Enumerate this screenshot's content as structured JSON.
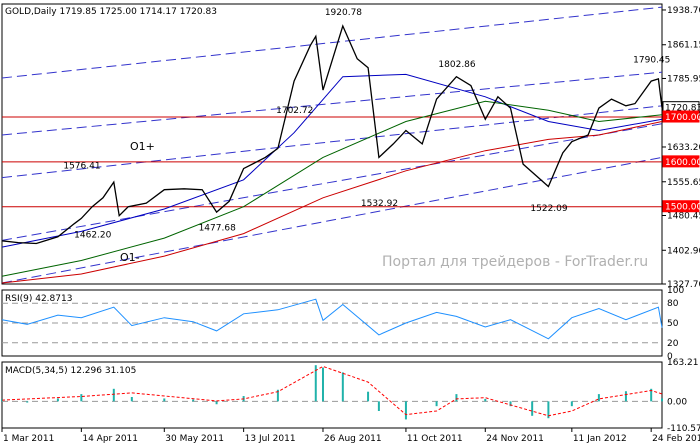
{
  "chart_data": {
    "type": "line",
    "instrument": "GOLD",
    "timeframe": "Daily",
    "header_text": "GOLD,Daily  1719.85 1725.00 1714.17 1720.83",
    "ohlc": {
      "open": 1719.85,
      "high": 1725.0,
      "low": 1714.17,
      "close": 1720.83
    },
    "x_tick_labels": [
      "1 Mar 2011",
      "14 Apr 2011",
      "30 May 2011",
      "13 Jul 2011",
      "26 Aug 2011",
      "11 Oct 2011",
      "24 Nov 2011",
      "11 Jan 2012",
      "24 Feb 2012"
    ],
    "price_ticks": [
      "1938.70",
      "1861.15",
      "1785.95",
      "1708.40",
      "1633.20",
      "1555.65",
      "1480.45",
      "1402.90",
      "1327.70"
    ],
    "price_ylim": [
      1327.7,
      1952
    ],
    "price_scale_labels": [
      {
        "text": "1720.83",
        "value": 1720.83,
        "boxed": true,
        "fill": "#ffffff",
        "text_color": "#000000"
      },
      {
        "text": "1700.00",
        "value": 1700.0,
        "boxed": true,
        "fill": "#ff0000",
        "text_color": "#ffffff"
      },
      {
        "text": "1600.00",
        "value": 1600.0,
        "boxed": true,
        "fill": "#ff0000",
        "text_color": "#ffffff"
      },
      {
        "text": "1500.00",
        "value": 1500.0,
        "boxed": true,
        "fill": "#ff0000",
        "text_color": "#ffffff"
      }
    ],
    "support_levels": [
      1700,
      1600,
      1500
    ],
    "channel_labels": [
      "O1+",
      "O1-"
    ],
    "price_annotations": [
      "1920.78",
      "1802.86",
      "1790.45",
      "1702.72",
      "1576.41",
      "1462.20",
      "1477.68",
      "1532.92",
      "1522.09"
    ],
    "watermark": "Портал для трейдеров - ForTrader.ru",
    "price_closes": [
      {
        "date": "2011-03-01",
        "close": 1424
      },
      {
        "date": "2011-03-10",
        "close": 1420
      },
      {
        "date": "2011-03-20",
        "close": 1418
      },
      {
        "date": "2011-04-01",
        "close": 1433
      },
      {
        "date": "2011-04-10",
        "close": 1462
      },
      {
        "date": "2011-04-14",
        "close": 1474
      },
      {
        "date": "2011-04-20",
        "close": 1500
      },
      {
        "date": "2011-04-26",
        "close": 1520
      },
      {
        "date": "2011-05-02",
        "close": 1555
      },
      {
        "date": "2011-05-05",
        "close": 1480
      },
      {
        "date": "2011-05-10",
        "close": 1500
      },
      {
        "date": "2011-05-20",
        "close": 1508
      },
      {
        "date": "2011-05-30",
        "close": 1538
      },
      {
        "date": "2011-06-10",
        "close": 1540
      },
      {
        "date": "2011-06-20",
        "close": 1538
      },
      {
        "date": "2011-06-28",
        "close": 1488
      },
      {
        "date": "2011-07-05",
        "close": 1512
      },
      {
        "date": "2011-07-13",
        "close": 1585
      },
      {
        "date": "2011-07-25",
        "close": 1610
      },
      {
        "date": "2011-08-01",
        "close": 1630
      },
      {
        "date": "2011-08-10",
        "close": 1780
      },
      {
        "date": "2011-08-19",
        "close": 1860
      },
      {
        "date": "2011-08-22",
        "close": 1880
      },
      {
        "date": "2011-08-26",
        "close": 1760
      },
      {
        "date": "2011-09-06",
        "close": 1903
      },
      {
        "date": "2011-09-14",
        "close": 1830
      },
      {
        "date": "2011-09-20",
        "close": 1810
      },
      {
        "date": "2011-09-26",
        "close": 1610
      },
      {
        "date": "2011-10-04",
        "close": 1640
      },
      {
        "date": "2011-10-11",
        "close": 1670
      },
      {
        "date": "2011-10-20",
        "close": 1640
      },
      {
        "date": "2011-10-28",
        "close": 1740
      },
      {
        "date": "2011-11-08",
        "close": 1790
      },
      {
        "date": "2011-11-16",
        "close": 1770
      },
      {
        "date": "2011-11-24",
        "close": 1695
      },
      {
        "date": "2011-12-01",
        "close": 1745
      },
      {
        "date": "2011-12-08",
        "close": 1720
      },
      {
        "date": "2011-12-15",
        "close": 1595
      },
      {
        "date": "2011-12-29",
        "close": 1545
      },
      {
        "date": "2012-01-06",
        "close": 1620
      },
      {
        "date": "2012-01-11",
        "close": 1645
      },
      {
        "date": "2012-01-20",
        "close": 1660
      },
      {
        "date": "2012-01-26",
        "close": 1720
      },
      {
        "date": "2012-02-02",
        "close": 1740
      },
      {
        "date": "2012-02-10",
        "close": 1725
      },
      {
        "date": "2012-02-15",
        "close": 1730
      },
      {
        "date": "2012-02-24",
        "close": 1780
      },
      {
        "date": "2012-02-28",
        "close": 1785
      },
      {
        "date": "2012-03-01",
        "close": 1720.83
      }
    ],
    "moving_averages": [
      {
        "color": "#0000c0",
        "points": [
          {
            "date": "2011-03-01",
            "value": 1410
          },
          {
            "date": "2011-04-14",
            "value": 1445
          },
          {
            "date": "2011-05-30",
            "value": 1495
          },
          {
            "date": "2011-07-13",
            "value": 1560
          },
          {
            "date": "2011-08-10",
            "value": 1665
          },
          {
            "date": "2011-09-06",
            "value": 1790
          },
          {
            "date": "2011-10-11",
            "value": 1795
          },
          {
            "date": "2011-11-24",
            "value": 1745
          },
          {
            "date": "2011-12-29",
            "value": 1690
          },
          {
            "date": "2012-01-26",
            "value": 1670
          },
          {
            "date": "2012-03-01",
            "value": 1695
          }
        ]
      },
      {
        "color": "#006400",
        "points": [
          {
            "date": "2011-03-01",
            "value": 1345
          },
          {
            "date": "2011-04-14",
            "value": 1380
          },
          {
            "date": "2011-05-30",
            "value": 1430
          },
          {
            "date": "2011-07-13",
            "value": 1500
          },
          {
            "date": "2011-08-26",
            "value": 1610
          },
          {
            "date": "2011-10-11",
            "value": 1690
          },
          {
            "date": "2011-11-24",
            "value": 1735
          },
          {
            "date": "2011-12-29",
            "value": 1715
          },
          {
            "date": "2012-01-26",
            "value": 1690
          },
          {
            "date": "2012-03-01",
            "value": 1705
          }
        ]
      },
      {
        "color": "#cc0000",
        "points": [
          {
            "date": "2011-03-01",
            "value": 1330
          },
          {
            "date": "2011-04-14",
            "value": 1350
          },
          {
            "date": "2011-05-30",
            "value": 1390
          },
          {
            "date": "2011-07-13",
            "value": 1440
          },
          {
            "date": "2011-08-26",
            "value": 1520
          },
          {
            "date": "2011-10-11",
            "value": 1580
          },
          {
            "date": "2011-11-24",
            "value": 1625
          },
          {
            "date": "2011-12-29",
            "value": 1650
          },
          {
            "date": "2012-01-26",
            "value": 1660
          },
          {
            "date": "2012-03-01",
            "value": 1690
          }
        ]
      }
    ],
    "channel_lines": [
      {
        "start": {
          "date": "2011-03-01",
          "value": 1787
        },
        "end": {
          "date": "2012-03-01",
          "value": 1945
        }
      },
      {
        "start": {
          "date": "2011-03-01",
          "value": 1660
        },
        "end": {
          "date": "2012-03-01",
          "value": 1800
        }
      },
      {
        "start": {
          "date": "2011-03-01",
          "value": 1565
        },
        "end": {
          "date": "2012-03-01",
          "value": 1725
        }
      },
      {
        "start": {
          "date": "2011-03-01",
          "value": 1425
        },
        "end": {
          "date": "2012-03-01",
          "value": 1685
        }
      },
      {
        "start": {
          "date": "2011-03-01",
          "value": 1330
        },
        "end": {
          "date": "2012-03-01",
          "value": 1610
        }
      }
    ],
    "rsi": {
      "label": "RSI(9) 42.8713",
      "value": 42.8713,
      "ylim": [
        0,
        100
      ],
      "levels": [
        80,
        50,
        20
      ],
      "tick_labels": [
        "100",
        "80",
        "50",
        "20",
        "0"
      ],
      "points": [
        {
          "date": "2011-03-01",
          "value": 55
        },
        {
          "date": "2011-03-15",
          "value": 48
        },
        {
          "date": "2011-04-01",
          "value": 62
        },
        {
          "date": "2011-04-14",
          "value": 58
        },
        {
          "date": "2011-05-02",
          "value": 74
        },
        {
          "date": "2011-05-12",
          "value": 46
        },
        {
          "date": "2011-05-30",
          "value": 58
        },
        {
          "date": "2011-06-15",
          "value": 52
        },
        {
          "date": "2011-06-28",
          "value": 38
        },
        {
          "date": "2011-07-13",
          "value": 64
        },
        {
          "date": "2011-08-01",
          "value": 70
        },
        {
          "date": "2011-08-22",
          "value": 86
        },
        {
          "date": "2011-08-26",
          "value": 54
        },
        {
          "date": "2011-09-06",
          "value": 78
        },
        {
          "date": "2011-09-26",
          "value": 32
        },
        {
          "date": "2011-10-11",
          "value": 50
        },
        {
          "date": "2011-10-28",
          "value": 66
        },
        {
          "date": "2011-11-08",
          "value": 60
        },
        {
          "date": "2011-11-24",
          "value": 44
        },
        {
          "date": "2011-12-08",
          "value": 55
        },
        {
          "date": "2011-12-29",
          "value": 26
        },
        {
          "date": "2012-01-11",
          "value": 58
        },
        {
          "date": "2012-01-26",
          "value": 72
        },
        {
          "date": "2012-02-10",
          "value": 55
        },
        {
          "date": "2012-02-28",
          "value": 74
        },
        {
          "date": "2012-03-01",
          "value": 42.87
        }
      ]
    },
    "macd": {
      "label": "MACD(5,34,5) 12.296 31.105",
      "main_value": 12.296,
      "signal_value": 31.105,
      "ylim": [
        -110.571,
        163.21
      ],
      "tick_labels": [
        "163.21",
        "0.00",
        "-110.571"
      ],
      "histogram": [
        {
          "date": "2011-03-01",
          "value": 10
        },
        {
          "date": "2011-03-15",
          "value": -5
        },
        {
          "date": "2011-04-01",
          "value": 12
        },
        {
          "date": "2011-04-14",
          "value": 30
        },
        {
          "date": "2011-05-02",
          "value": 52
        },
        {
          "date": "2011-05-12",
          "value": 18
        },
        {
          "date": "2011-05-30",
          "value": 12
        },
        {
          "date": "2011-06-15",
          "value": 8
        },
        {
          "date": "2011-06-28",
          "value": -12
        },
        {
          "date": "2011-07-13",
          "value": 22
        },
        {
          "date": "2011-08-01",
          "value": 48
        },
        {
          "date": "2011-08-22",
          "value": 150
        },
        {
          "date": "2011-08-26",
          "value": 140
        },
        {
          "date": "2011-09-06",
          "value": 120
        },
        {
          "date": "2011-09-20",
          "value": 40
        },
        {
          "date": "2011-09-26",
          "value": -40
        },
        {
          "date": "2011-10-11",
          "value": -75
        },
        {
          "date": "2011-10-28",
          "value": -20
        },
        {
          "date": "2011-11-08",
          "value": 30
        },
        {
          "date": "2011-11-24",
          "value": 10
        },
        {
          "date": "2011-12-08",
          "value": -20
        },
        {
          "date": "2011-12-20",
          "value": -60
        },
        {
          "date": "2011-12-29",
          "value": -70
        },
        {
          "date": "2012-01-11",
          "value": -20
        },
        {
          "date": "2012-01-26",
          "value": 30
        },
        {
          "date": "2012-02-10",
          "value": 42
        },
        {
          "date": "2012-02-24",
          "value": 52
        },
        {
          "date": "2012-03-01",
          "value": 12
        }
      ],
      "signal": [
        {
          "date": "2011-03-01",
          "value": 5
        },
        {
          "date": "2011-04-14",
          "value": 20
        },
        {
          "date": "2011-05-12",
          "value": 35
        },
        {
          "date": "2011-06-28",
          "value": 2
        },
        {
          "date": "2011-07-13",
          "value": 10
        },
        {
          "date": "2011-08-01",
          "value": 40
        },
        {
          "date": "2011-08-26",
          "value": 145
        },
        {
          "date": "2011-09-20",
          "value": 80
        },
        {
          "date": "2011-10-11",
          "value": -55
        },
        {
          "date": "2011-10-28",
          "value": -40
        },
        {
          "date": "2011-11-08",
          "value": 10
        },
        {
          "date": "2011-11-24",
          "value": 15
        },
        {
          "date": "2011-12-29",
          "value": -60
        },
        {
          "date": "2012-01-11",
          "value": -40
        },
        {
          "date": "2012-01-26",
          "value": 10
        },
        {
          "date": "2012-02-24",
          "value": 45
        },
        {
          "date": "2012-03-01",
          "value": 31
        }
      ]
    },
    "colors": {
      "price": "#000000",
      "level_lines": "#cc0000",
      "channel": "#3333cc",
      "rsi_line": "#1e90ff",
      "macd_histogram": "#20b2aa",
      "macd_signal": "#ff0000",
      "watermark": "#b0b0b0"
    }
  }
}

...

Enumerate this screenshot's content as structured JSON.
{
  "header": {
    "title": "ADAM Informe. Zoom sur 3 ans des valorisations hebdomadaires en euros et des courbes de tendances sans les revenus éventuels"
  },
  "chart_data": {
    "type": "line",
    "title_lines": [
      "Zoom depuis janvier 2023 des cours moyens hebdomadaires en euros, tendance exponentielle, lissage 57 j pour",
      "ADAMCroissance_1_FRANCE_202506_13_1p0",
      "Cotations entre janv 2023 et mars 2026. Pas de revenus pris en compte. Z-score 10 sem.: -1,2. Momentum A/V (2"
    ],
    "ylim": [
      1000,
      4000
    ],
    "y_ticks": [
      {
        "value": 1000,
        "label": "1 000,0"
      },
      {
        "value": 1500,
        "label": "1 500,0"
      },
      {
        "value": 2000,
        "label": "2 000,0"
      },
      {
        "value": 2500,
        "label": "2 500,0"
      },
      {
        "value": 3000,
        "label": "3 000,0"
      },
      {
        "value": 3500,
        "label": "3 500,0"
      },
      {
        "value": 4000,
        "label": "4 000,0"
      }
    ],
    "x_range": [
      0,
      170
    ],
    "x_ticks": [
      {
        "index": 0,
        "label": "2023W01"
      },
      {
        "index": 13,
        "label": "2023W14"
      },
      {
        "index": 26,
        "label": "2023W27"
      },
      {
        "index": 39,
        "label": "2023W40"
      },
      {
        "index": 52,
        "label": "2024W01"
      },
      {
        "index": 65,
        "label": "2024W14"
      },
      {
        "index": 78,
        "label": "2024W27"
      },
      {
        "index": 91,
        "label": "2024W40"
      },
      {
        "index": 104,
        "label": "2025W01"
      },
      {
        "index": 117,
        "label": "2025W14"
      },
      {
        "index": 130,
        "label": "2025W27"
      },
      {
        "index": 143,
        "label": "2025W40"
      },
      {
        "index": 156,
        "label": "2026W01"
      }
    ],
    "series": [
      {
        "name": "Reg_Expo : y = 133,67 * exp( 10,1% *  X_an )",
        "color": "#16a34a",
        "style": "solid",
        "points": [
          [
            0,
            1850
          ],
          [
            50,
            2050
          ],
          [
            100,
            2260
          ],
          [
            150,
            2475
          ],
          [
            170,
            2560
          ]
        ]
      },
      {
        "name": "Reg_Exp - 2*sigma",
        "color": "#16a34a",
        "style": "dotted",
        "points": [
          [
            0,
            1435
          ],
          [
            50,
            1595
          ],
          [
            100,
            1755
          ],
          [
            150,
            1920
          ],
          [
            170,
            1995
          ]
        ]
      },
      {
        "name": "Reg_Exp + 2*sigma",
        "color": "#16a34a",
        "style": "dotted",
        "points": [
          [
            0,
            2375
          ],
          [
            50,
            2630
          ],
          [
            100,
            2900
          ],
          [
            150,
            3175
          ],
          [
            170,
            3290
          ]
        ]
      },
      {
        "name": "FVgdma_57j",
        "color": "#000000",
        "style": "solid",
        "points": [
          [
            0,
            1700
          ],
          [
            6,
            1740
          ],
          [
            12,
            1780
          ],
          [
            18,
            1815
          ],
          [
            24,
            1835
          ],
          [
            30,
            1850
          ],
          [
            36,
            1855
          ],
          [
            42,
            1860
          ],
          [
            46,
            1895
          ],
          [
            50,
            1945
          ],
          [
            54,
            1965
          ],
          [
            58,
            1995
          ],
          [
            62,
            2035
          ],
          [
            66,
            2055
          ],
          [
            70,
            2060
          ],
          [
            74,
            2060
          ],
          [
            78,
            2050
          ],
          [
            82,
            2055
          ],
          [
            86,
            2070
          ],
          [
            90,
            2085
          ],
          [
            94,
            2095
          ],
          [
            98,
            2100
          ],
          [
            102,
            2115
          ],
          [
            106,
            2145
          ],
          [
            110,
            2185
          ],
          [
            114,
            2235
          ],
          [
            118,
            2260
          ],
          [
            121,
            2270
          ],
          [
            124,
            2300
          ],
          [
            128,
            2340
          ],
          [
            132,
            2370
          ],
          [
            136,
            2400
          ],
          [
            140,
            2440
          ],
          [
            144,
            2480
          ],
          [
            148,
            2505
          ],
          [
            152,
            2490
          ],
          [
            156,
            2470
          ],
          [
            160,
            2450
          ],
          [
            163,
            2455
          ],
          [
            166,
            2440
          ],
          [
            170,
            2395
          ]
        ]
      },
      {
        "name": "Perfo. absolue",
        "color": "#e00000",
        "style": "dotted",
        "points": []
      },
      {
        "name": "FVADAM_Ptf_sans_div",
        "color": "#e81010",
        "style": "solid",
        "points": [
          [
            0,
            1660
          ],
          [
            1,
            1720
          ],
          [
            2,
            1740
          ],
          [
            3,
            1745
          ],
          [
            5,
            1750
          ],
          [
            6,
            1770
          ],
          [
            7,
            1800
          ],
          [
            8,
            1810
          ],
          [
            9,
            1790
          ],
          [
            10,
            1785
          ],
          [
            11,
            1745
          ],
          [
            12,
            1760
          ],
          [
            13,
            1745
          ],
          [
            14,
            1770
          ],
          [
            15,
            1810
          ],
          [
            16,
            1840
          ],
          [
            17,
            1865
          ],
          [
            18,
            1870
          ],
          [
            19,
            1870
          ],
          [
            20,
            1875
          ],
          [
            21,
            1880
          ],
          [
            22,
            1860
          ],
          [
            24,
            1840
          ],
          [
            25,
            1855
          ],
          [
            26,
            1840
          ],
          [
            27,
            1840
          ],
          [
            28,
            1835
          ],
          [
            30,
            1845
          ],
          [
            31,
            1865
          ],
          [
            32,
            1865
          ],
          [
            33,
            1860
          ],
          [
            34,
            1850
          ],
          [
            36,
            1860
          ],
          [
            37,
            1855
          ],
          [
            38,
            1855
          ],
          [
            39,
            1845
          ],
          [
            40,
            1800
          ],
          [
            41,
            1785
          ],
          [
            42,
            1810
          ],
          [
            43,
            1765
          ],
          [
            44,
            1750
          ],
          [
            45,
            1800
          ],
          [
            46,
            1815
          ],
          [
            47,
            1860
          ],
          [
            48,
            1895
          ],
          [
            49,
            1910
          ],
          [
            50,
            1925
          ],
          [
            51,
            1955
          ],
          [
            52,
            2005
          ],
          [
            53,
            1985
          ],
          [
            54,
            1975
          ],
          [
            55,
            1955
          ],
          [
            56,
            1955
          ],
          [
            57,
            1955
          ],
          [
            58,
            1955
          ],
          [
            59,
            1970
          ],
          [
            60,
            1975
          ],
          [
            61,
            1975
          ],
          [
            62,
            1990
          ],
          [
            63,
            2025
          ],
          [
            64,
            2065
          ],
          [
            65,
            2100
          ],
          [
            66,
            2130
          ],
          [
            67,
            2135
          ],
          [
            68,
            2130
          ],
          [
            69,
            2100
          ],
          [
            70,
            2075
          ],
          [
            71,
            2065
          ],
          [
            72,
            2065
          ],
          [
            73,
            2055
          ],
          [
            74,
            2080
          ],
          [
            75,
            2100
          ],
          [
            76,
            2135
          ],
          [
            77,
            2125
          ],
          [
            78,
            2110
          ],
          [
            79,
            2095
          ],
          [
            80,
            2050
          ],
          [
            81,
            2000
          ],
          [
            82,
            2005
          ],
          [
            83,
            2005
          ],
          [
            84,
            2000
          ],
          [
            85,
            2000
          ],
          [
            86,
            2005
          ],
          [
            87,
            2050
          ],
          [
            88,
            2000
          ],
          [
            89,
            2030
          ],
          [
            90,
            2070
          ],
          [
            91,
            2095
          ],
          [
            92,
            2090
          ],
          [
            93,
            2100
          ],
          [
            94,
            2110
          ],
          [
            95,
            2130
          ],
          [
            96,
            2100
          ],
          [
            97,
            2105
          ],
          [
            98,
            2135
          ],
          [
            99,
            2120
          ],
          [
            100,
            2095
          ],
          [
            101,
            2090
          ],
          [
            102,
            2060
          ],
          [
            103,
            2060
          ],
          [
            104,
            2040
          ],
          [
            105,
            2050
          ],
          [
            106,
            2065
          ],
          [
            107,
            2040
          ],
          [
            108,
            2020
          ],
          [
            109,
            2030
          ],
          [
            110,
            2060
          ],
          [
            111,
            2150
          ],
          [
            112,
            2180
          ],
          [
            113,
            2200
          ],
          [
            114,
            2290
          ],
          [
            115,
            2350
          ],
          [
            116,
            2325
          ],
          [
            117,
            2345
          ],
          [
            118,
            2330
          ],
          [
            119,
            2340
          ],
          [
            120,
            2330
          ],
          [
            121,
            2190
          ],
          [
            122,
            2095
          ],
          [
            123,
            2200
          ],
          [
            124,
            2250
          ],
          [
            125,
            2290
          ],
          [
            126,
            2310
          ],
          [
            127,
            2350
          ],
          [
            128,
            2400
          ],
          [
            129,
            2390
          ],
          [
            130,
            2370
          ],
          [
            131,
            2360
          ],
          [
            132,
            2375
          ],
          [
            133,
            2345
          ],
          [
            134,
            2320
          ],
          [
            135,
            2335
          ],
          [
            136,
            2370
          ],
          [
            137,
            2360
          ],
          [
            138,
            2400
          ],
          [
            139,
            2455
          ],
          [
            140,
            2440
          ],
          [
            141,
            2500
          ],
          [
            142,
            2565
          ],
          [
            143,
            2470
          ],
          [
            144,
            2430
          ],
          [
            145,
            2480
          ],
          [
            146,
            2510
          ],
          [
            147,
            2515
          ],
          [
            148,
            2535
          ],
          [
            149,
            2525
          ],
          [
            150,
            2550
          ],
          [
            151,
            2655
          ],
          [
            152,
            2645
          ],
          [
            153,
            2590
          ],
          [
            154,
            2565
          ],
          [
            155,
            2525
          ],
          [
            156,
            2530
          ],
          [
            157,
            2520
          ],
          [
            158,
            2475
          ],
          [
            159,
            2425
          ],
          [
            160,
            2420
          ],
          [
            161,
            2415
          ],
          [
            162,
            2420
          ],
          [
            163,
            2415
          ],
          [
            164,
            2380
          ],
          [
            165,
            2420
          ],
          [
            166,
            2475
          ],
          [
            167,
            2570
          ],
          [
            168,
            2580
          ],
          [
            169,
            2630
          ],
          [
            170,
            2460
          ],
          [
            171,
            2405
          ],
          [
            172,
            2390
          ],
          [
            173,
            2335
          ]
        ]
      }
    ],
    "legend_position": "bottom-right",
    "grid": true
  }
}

▶ YOUR INSTRUCTIONS
Pick out and copy every line that contains the word "sigma".

▶ SOLVED PROBLEM
        "name": "Reg_Exp - 2*sigma",
        "name": "Reg_Exp + 2*sigma",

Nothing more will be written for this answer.